- **Okuma metni**
========

9. Hukuk Dairesi 2020/2598 E. , 2021/5843 K.
"İçtihat Metni"
BÖLGE ADLİYE
MAHKEMESİ : ... 6. Hukuk Dairesi
DAVA TÜRÜ : ALACAK
İLK DERECE
MAHKEMESİ : ... 19. İş Mahkemesi
Taraflar arasında görülen dava sonucunda verilen kararın, süresi içinde taraf vekillerince temyiz edilmesi ve davacı vekilince duruşma talep edilmesi üzerine dosya incelenerek işin duruşmaya tabi olduğu anlaşılmış ve duruşma için 09/03/2021 Salı günü tayin edilerek taraflara çağrı kağıdı gönderilmişti. Duruşma günü davacı adına vekili Avukat ... geldi. Karşı taraf adına gelen olmadı. Duruşmaya başlanarak hazır bulunan avukatın sözlü açıklaması dinlendikten sonra duruşmaya son verilerek Tetkik Hakimi tarafından düzenlenen rapor sunuldu, dosya incelendi, gereği konuşulup düşünüldü:
Y A R G I T A Y K A R A R I
Davacı isteminin özeti:
Davacı vekili, müvekkilinin 03.06.2005-10.07.2015 tarihleri arası ... Kültür ve Sosyal İşler Dairesi Başkanlığı Kadın ve Aile Şube Müdürlüğü bünyesinde faaliyet gösteren Şentepe, Etlik, Kuşçağız, ... Yaşam Merkezi ve en son ... Hanımlar Lokalinde, her yılın 15 Aralık tarihine başlayıp, izleyen yılın 14 Aralık gününde sona eren “taahhütname” başlıklı evraklara rehber ve usta öğretici olarak imzası alınmak suretiyle spor eğitmeni (usta öğretici) unvanı ile çalıştığını, sözleşmelerde ders saat ücretinin 657 sayılı Kanun’un 176’ncı maddesine göre ek ders ücreti olarak hesaplanacağının belirtilmesine rağmen, hesaplamanın Kanun hükmüne göre yapılmadığını, ücretinin eksik ödendiğini beyanla kıdem tazminatı, ayrımcılık tazminatı, eksik ödenen ücret, ilave tediye ile yıllık izin ücreti alacaklarının hüküm altına alınmasını talep etmiştir.

========

- **Alıntı veriler**
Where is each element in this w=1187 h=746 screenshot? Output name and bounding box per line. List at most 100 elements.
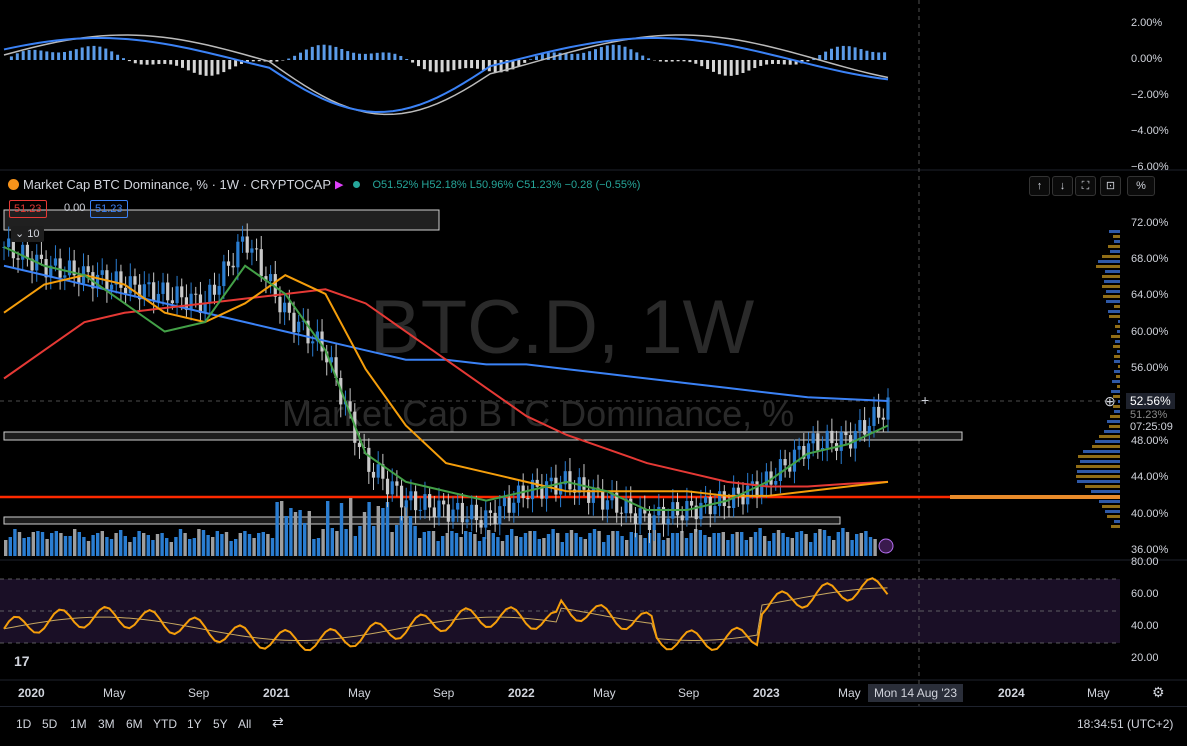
fullscreen-button[interactable]: ⛶ bbox=[1075, 176, 1096, 196]
volume-bar bbox=[289, 508, 292, 556]
macd-scale-label: −6.00% bbox=[1131, 161, 1169, 173]
volume-bar bbox=[492, 533, 495, 556]
volume-profile-bar bbox=[1118, 320, 1120, 323]
candle-body bbox=[727, 506, 730, 508]
indicator-collapse-toggle[interactable]: ⌄ 10 bbox=[11, 226, 44, 242]
volume-bar bbox=[82, 537, 85, 556]
volume-bar bbox=[501, 541, 504, 556]
volume-profile-bar bbox=[1076, 475, 1120, 478]
compare-button[interactable]: ⊡ bbox=[1100, 176, 1121, 196]
macd-histogram-bar bbox=[806, 60, 809, 61]
candle-body bbox=[681, 515, 684, 520]
volume-bar bbox=[101, 531, 104, 556]
volume-bar bbox=[680, 531, 683, 556]
percent-scale-button[interactable]: % bbox=[1127, 176, 1155, 196]
timezone-clock[interactable]: 18:34:51 (UTC+2) bbox=[1077, 717, 1173, 731]
bottom-toolbar bbox=[0, 706, 1187, 742]
volume-bar bbox=[602, 542, 605, 556]
volume-bar bbox=[846, 532, 849, 556]
macd-histogram-bar bbox=[871, 52, 874, 60]
flag-icon[interactable]: ▶ bbox=[335, 178, 343, 191]
macd-histogram-bar bbox=[69, 51, 72, 60]
macd-histogram-bar bbox=[382, 52, 385, 60]
macd-histogram-bar bbox=[523, 60, 526, 63]
macd-histogram-bar bbox=[570, 54, 573, 60]
add-alert-icon[interactable]: ⊕ bbox=[1104, 393, 1116, 410]
timeframe-5d[interactable]: 5D bbox=[42, 717, 57, 731]
macd-histogram-bar bbox=[665, 60, 668, 62]
macd-histogram-bar bbox=[783, 60, 786, 64]
candle-body bbox=[657, 507, 660, 515]
timeframe-all[interactable]: All bbox=[238, 717, 251, 731]
macd-histogram-bar bbox=[576, 54, 579, 60]
settings-gear-icon[interactable]: ⚙ bbox=[1152, 684, 1165, 701]
timeframe-1d[interactable]: 1D bbox=[16, 717, 31, 731]
move-up-button[interactable]: ↑ bbox=[1029, 176, 1050, 196]
timeframe-5y[interactable]: 5Y bbox=[213, 717, 228, 731]
volume-profile-bar bbox=[1118, 400, 1120, 403]
buy-price[interactable]: 51.23 bbox=[90, 200, 128, 218]
macd-histogram-bar bbox=[635, 52, 638, 60]
volume-bar bbox=[786, 537, 789, 556]
price-scale-label: 72.00% bbox=[1131, 217, 1168, 229]
candle-body bbox=[840, 432, 843, 451]
volume-bar bbox=[745, 540, 748, 556]
volume-bar bbox=[864, 531, 867, 556]
timeframe-ytd[interactable]: YTD bbox=[153, 717, 177, 731]
volume-bar bbox=[386, 502, 389, 556]
volume-bar bbox=[266, 534, 269, 556]
volume-bar bbox=[354, 536, 357, 556]
market-status-icon bbox=[353, 181, 360, 188]
volume-bar bbox=[708, 537, 711, 556]
volume-profile-bar bbox=[1076, 465, 1120, 468]
macd-histogram-bar bbox=[447, 60, 450, 71]
symbol-title[interactable]: Market Cap BTC Dominance, % · 1W · CRYPT… bbox=[23, 177, 331, 192]
candle-body bbox=[442, 501, 445, 505]
volume-bar bbox=[662, 540, 665, 556]
volume-profile-bar bbox=[1113, 235, 1120, 238]
candle-body bbox=[737, 488, 740, 494]
candle-body bbox=[512, 503, 515, 513]
timeframe-1y[interactable]: 1Y bbox=[187, 717, 202, 731]
date-range-icon[interactable]: ⇄ bbox=[272, 714, 284, 731]
symbol-legend[interactable]: Market Cap BTC Dominance, % · 1W · CRYPT… bbox=[8, 177, 640, 192]
volume-bar bbox=[496, 537, 499, 556]
price-scale-label: 64.00% bbox=[1131, 289, 1168, 301]
candle-body bbox=[498, 506, 501, 524]
macd-histogram-bar bbox=[629, 49, 632, 60]
candle-body bbox=[405, 500, 408, 507]
volume-bar bbox=[225, 532, 228, 556]
volume-bar bbox=[179, 529, 182, 556]
timeframe-3m[interactable]: 3M bbox=[98, 717, 115, 731]
volume-profile-bar bbox=[1114, 410, 1120, 413]
volume-bar bbox=[367, 502, 370, 556]
macd-histogram-bar bbox=[753, 60, 756, 68]
macd-histogram-bar bbox=[45, 51, 48, 60]
volume-bar bbox=[432, 531, 435, 556]
lightning-icon bbox=[879, 539, 893, 553]
timeframe-1m[interactable]: 1M bbox=[70, 717, 87, 731]
candle-body bbox=[395, 481, 398, 485]
candle-body bbox=[816, 433, 819, 450]
volume-bar bbox=[574, 533, 577, 556]
volume-bar bbox=[298, 510, 301, 556]
candle-body bbox=[180, 286, 183, 297]
volume-bar bbox=[137, 531, 140, 556]
move-down-button[interactable]: ↓ bbox=[1052, 176, 1073, 196]
macd-histogram-bar bbox=[423, 60, 426, 69]
volume-bar bbox=[519, 537, 522, 556]
macd-histogram-bar bbox=[299, 53, 302, 60]
sell-price[interactable]: 51.23 bbox=[9, 200, 47, 218]
volume-bar bbox=[400, 516, 403, 556]
timeframe-6m[interactable]: 6M bbox=[126, 717, 143, 731]
volume-bar bbox=[579, 537, 582, 556]
candle-body bbox=[844, 432, 847, 435]
tradingview-logo-icon: 17 bbox=[14, 653, 30, 669]
volume-bar bbox=[321, 529, 324, 556]
macd-histogram-bar bbox=[659, 60, 662, 61]
volume-bar bbox=[9, 537, 12, 556]
candle-body bbox=[409, 491, 412, 500]
volume-bar bbox=[763, 536, 766, 556]
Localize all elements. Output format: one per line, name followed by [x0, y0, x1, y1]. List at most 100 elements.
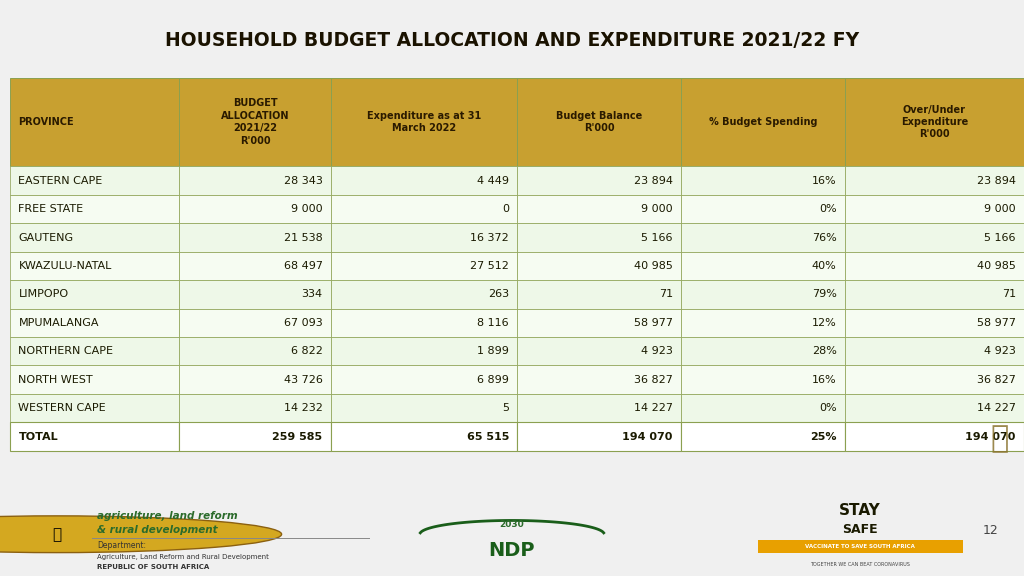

========

- **Görev A**
Yargıtay kararına göre aşağıdaki soruları yanıtlayın:
(i) Duruşma hangi güne tayin edilmiştir?
(ii) Davanın türü nedir?
(iii) Davacının imzaladığı taahhütnameler her yıl hangi tarihte başlayıp izleyen yıl hangi tarihte sona ermektedir?
- **Görev B**
Yargıtay kararını, gösterilen son cümleden sonra gelecek biçimde sürdürün.
Bu çalışmada materyal hiçbir şekilde kullanılmaz.

- **Yanıt A**
(i) 09/03/2021 Salı günü.
(ii) Alacak.
(iii) 15 Aralık'ta başlayıp izleyen yılın 14 Aralık gününde sona ermektedir.

- **Yanıt B**
Davalı Cevabının Özeti:
Davalı vekili, görev ve zamanaşımı def"inde bulunduklarını, davacının 03.06.2005-11.07.2015 tarihleri arasında Belediye bünyesinde usta öğretici olarak çalıştırıldığını, usta öğreticilerin ücretlerin 657 sayılı Kanun’un 89’uncu maddesine göre hesaplanarak ödendiğini, usta öğretici olarak çalışanların sosyal haklarının 4857 sayılı Kanun’a göre ödeneceği hususunda herhangi bir düzenleme yapılmadığını, davacının işten ayrılırken herhangi bir ihbarda bulunmadığını, davacının başka bir iş bulduğunu beyan edip istifa ettiğini, eşit davranma yükümlülüğüne aykırı bir durumun söz konusu olmadığını, davacının işçi statüsünde çalışmadığından yıllık izin hakkı ve ilave tediye alacağı olmadığını, hafta tatili ücreti, ulusal bayram ve genel tatil ücreti, yıllık izin ücreti alacakları taleplerinin yerinde olmadığını, davacının ücretinin ders saatine göre ödendiğini, 657 sayılı ve 5510 sayılı Kanunlar ile usta öğreticilere özel hükümler düzenlendiğini savunarak davanın reddini istemiştir.
İlk Derece Mahkemesi Kararının Özeti:
Mahkemece, toplanan delillere ve bilirkişi raporuna göre, yazılı gerekçe ile davanın kısmen kabulüne karar verilmiştir.
İstinaf Başvurusu:
İlk Derece Mahkemesinin kararına karşı, davacı ve davalı vekillerince istinaf kanun yoluna başvurulmuştur.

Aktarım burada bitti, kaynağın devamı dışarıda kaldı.